(Data excerpts)

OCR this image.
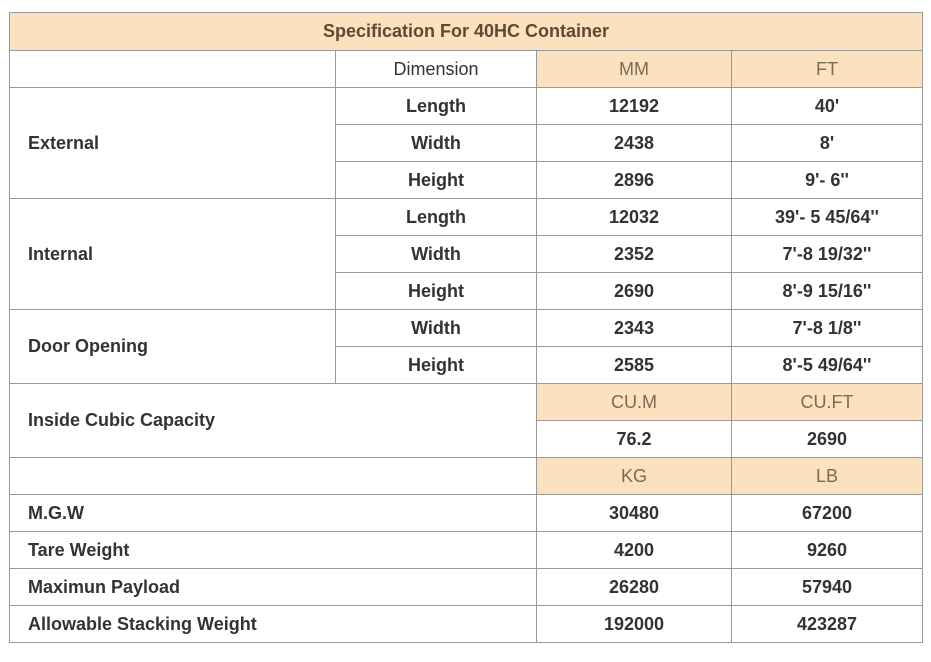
Specification For 40HC Container			
	Dimension	MM	FT
External	Length	12192	40'
	Width	2438	8'
	Height	2896	9'- 6''
Internal	Length	12032	39'- 5 45/64''
	Width	2352	7'-8 19/32''
	Height	2690	8'-9 15/16''
Door Opening	Width	2343	7'-8 1/8''
	Height	2585	8'-5 49/64''
Inside Cubic Capacity		CU.M	CU.FT
		76.2	2690
		KG	LB
M.G.W		30480	67200
Tare Weight		4200	9260
Maximun Payload		26280	57940
Allowable Stacking Weight		192000	423287
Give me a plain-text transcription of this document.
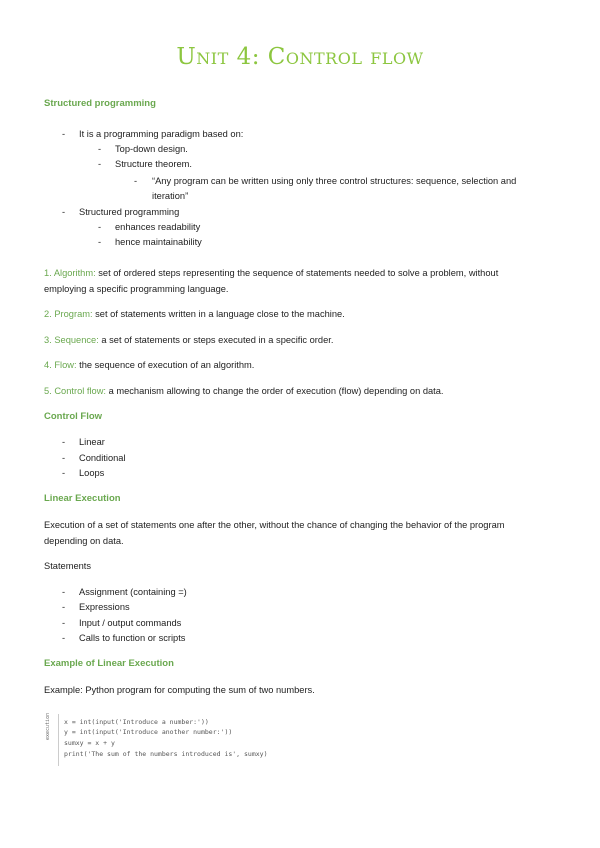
Unit 4: Control flow
Structured programming
- It is a programming paradigm based on:
- Top-down design.
- Structure theorem.
- “Any program can be written using only three control structures: sequence, selection and
iteration”
- Structured programming
- enhances readability
- hence maintainability
1. Algorithm: set of ordered steps representing the sequence of statements needed to solve a problem, without
employing a specific programming language.
2. Program: set of statements written in a language close to the machine.
3. Sequence: a set of statements or steps executed in a specific order.
4. Flow: the sequence of execution of an algorithm.
5. Control flow: a mechanism allowing to change the order of execution (flow) depending on data.
Control Flow
- Linear
- Conditional
- Loops
Linear Execution
Execution of a set of statements one after the other, without the chance of changing the behavior of the program
depending on data.
Statements
- Assignment (containing =)
- Expressions
- Input / output commands
- Calls to function or scripts
Example of Linear Execution
Example: Python program for computing the sum of two numbers.
execution x = int(input('Introduce a number:'))
y = int(input('Introduce another number:'))
sumxy = x + y
print('The sum of the numbers introduced is', sumxy)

EXERCISE TASK
Print out the whole of the material word for word, without pictures.

IN RESPONSE
OCR this image.
Specification For 40HC Container			
	Dimension	MM	FT
External	Length	12192	40'
	Width	2438	8'
	Height	2896	9'- 6''
Internal	Length	12032	39'- 5 45/64''
	Width	2352	7'-8 19/32''
	Height	2690	8'-9 15/16''
Door Opening	Width	2343	7'-8 1/8''
	Height	2585	8'-5 49/64''
Inside Cubic Capacity		CU.M	CU.FT
		76.2	2690
		KG	LB
M.G.W		30480	67200
Tare Weight		4200	9260
Maximun Payload		26280	57940
Allowable Stacking Weight		192000	423287
Give me a plain-text transcription of this document.
Unit 4: Control flow
Structured programming
- It is a programming paradigm based on:
- Top-down design.
- Structure theorem.
- “Any program can be written using only three control structures: sequence, selection and
iteration”
- Structured programming
- enhances readability
- hence maintainability
1. Algorithm: set of ordered steps representing the sequence of statements needed to solve a problem, without
employing a specific programming language.
2. Program: set of statements written in a language close to the machine.
3. Sequence: a set of statements or steps executed in a specific order.
4. Flow: the sequence of execution of an algorithm.
5. Control flow: a mechanism allowing to change the order of execution (flow) depending on data.
Control Flow
- Linear
- Conditional
- Loops
Linear Execution
Execution of a set of statements one after the other, without the chance of changing the behavior of the program
depending on data.
Statements
- Assignment (containing =)
- Expressions
- Input / output commands
- Calls to function or scripts
Example of Linear Execution
Example: Python program for computing the sum of two numbers.
execution x = int(input('Introduce a number:'))
y = int(input('Introduce another number:'))
sumxy = x + y
print('The sum of the numbers introduced is', sumxy)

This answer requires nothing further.